— START Records supplied —

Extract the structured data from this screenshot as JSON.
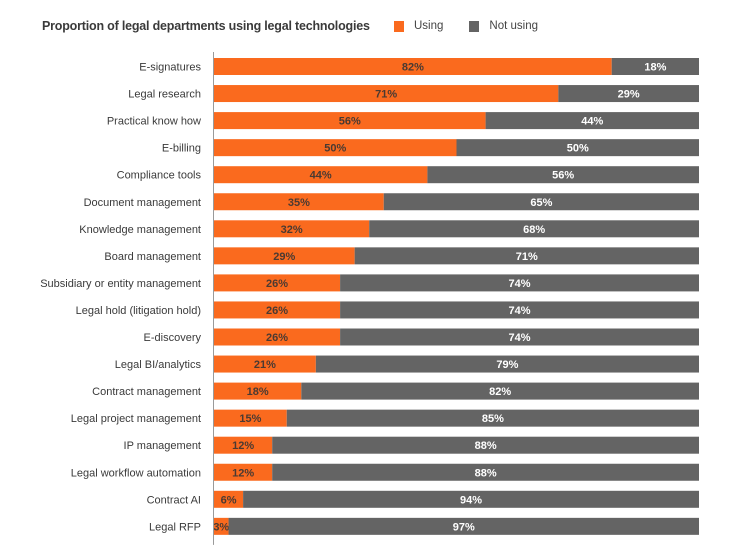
{
  "chart_data": {
    "type": "bar",
    "orientation": "horizontal",
    "stacked": true,
    "title": "Proportion of legal departments using legal technologies",
    "xlabel": "",
    "ylabel": "",
    "xlim": [
      0,
      100
    ],
    "grid": false,
    "legend_position": "top-right",
    "categories": [
      "E-signatures",
      "Legal research",
      "Practical know how",
      "E-billing",
      "Compliance tools",
      "Document management",
      "Knowledge management",
      "Board management",
      "Subsidiary or entity management",
      "Legal hold (litigation hold)",
      "E-discovery",
      "Legal BI/analytics",
      "Contract management",
      "Legal project management",
      "IP management",
      "Legal workflow automation",
      "Contract AI",
      "Legal RFP"
    ],
    "series": [
      {
        "name": "Using",
        "color": "#fa6a1e",
        "label_color": "#4a3a32",
        "values": [
          82,
          71,
          56,
          50,
          44,
          35,
          32,
          29,
          26,
          26,
          26,
          21,
          18,
          15,
          12,
          12,
          6,
          3
        ]
      },
      {
        "name": "Not using",
        "color": "#646464",
        "label_color": "#ffffff",
        "values": [
          18,
          29,
          44,
          50,
          56,
          65,
          68,
          71,
          74,
          74,
          74,
          79,
          82,
          85,
          88,
          88,
          94,
          97
        ]
      }
    ],
    "value_suffix": "%"
  }
}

— END Records supplied —

Output the entries above exactly, without their pictures.

Task response =
Extract the structured data from this screenshot as JSON.
{
  "chart_data": {
    "type": "bar",
    "orientation": "horizontal",
    "stacked": true,
    "title": "Proportion of legal departments using legal technologies",
    "xlabel": "",
    "ylabel": "",
    "xlim": [
      0,
      100
    ],
    "grid": false,
    "legend_position": "top-right",
    "categories": [
      "E-signatures",
      "Legal research",
      "Practical know how",
      "E-billing",
      "Compliance tools",
      "Document management",
      "Knowledge management",
      "Board management",
      "Subsidiary or entity management",
      "Legal hold (litigation hold)",
      "E-discovery",
      "Legal BI/analytics",
      "Contract management",
      "Legal project management",
      "IP management",
      "Legal workflow automation",
      "Contract AI",
      "Legal RFP"
    ],
    "series": [
      {
        "name": "Using",
        "color": "#fa6a1e",
        "label_color": "#4a3a32",
        "values": [
          82,
          71,
          56,
          50,
          44,
          35,
          32,
          29,
          26,
          26,
          26,
          21,
          18,
          15,
          12,
          12,
          6,
          3
        ]
      },
      {
        "name": "Not using",
        "color": "#646464",
        "label_color": "#ffffff",
        "values": [
          18,
          29,
          44,
          50,
          56,
          65,
          68,
          71,
          74,
          74,
          74,
          79,
          82,
          85,
          88,
          88,
          94,
          97
        ]
      }
    ],
    "value_suffix": "%"
  }
}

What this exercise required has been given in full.